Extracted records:
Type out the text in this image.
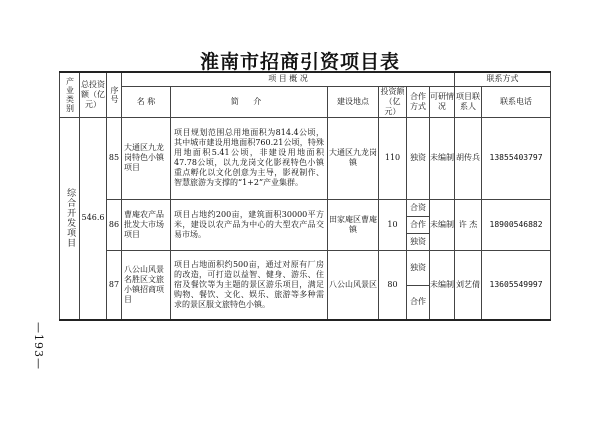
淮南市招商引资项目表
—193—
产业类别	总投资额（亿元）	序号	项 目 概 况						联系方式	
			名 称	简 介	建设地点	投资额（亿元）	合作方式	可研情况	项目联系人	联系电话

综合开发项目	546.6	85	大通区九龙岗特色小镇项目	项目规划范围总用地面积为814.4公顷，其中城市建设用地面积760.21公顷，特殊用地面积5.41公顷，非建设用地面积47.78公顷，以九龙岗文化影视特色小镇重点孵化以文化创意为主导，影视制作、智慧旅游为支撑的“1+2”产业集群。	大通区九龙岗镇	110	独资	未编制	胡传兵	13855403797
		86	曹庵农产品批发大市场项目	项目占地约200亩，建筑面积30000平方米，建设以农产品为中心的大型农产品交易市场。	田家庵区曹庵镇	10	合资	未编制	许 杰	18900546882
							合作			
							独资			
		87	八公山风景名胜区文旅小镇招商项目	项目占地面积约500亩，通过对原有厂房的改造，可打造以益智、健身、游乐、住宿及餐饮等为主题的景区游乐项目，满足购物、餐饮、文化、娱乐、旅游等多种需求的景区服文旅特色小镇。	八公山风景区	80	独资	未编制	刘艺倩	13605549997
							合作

YOUR GOAL —
Your task is to transcribe all of the records precisely, with no images included.

EXERCISE ANSWER —
Type out the text in this image.
淮南市招商引资项目表
—193—
产业类别	总投资额（亿元）	序号	项 目 概 况						联系方式	
			名 称	简 介	建设地点	投资额（亿元）	合作方式	可研情况	项目联系人	联系电话

综合开发项目	546.6	85	大通区九龙岗特色小镇项目	项目规划范围总用地面积为814.4公顷，其中城市建设用地面积760.21公顷，特殊用地面积5.41公顷，非建设用地面积47.78公顷，以九龙岗文化影视特色小镇重点孵化以文化创意为主导，影视制作、智慧旅游为支撑的“1+2”产业集群。	大通区九龙岗镇	110	独资	未编制	胡传兵	13855403797
		86	曹庵农产品批发大市场项目	项目占地约200亩，建筑面积30000平方米，建设以农产品为中心的大型农产品交易市场。	田家庵区曹庵镇	10	合资	未编制	许 杰	18900546882
							合作			
							独资			
		87	八公山风景名胜区文旅小镇招商项目	项目占地面积约500亩，通过对原有厂房的改造，可打造以益智、健身、游乐、住宿及餐饮等为主题的景区游乐项目，满足购物、餐饮、文化、娱乐、旅游等多种需求的景区服文旅特色小镇。	八公山风景区	80	独资	未编制	刘艺倩	13605549997
							合作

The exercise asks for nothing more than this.